* Exercise directions *
Track down the lines that contain "stopki" and copy them.

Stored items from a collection

— start —

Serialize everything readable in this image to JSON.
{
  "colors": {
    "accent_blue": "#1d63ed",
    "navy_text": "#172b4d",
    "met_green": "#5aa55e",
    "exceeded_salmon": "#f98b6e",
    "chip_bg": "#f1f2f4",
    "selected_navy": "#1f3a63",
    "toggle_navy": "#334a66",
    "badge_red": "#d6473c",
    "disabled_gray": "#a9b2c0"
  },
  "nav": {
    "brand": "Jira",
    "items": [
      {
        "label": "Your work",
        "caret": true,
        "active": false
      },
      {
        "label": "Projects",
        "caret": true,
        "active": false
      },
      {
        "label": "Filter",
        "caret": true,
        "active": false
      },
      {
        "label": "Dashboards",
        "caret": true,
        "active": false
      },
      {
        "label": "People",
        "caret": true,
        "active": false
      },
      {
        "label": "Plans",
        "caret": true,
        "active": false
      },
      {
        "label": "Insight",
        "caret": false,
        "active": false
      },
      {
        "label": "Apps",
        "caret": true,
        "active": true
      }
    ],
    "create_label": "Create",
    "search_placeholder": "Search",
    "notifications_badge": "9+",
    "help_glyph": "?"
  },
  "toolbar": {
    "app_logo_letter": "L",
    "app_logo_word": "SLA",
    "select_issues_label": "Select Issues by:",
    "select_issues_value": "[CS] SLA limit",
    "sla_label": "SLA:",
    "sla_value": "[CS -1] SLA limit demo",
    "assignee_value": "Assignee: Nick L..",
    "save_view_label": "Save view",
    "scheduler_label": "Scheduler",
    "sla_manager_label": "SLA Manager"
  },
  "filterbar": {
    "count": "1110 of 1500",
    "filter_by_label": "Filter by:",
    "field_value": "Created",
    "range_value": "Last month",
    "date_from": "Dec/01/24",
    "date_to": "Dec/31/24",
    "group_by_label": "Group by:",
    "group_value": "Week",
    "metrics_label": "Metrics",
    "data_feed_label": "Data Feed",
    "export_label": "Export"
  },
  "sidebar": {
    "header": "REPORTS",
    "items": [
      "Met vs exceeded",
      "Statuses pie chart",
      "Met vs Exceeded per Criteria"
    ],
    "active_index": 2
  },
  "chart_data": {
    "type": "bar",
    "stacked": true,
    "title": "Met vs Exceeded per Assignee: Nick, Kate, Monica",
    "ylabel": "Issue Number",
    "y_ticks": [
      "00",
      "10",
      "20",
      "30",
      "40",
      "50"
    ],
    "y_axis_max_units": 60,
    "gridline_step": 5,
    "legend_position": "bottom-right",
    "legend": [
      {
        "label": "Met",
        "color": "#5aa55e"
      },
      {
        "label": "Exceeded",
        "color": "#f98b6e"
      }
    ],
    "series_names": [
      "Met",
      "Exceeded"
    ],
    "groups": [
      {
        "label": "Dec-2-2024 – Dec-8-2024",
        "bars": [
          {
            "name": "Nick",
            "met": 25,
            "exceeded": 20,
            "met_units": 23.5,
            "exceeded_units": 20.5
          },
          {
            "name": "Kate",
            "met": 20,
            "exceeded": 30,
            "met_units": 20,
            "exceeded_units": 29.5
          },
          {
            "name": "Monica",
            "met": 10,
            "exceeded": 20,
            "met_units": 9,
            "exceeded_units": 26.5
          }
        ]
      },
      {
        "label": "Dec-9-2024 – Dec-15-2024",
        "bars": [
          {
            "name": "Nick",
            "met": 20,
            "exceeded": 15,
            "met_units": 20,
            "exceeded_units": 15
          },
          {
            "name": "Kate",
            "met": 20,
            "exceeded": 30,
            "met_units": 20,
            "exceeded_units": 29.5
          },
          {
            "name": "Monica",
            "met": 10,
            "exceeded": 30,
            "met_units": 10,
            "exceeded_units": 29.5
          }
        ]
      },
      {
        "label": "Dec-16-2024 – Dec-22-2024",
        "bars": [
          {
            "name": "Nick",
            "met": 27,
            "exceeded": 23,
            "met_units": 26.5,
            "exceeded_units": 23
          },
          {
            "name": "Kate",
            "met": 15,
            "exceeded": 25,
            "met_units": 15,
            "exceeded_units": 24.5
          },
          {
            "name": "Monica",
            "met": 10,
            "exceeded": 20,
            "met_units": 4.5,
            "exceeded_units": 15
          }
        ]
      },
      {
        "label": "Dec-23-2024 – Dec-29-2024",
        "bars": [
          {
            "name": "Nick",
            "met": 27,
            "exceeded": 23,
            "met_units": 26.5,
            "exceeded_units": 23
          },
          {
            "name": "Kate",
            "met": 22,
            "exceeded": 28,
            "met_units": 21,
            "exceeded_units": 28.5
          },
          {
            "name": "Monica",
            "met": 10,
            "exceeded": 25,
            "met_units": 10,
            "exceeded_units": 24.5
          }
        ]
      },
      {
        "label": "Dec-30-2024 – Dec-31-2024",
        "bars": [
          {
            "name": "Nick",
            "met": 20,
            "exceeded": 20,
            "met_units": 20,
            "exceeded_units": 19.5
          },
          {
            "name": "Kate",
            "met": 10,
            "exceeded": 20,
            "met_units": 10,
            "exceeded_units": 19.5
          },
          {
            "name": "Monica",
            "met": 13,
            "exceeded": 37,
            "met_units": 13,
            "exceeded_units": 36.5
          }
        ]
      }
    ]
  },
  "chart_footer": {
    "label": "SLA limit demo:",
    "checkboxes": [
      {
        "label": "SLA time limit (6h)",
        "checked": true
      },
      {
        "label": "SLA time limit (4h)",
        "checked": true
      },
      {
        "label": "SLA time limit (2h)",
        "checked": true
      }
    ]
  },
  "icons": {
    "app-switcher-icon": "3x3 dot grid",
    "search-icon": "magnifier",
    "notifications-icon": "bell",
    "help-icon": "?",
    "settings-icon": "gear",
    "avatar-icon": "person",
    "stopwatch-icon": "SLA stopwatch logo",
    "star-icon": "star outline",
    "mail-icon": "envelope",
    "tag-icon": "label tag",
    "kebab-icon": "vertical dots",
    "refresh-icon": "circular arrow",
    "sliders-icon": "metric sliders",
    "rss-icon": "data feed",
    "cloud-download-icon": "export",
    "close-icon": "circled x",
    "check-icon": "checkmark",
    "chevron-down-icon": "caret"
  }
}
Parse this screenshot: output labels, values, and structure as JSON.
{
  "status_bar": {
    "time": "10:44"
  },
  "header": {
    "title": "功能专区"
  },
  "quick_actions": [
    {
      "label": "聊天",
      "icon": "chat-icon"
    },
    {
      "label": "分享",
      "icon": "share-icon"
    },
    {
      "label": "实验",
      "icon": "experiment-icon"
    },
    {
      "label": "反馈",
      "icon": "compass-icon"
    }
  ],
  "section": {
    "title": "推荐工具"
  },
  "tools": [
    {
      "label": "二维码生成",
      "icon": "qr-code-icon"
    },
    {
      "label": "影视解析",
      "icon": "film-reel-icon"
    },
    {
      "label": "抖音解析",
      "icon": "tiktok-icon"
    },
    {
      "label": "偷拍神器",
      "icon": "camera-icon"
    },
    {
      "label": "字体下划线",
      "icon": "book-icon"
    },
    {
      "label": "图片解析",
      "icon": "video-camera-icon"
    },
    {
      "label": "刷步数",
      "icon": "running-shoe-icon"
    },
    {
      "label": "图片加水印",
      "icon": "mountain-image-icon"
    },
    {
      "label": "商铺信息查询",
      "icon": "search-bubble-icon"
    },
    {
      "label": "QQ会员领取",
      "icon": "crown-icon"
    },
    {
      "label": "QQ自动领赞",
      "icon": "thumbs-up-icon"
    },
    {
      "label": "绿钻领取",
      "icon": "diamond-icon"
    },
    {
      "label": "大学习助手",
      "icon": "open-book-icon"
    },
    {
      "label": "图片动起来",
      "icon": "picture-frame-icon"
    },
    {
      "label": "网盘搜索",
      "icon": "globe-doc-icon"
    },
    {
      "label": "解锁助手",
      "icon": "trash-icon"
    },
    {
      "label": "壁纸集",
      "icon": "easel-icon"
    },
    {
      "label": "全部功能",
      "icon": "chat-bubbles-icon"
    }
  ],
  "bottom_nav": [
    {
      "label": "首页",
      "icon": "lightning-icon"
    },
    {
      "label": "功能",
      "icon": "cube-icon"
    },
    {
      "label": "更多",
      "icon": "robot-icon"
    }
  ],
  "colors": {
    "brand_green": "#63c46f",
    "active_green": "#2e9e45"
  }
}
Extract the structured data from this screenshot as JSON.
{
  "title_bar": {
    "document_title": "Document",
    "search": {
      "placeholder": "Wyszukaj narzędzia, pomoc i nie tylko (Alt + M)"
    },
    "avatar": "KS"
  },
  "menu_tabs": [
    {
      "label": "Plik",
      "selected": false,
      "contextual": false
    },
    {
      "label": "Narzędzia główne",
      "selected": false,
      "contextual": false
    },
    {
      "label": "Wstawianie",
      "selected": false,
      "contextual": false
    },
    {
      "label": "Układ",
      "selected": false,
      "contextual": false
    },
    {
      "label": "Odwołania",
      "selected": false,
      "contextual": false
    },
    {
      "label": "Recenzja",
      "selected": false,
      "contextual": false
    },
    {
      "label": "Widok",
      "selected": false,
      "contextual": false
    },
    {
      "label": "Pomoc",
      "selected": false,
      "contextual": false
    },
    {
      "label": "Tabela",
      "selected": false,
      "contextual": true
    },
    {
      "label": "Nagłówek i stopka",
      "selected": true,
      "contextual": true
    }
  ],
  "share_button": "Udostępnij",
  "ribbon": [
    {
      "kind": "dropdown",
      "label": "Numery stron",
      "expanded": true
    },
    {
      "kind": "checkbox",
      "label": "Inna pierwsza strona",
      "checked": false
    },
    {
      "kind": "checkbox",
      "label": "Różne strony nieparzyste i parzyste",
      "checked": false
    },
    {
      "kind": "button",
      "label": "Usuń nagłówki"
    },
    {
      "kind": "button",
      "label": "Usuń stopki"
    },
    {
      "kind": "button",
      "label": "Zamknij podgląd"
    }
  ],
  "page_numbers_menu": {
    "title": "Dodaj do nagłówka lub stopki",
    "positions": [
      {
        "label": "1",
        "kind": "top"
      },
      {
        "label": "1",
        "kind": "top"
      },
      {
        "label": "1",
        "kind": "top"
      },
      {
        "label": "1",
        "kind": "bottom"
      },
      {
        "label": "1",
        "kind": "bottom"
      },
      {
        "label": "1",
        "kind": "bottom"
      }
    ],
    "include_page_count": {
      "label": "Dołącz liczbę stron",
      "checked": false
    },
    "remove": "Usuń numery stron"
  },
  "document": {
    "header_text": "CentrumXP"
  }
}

— end —

* Task solution *
      "label": "Usuń stopki"
    "title": "Dodaj do nagłówka lub stopki",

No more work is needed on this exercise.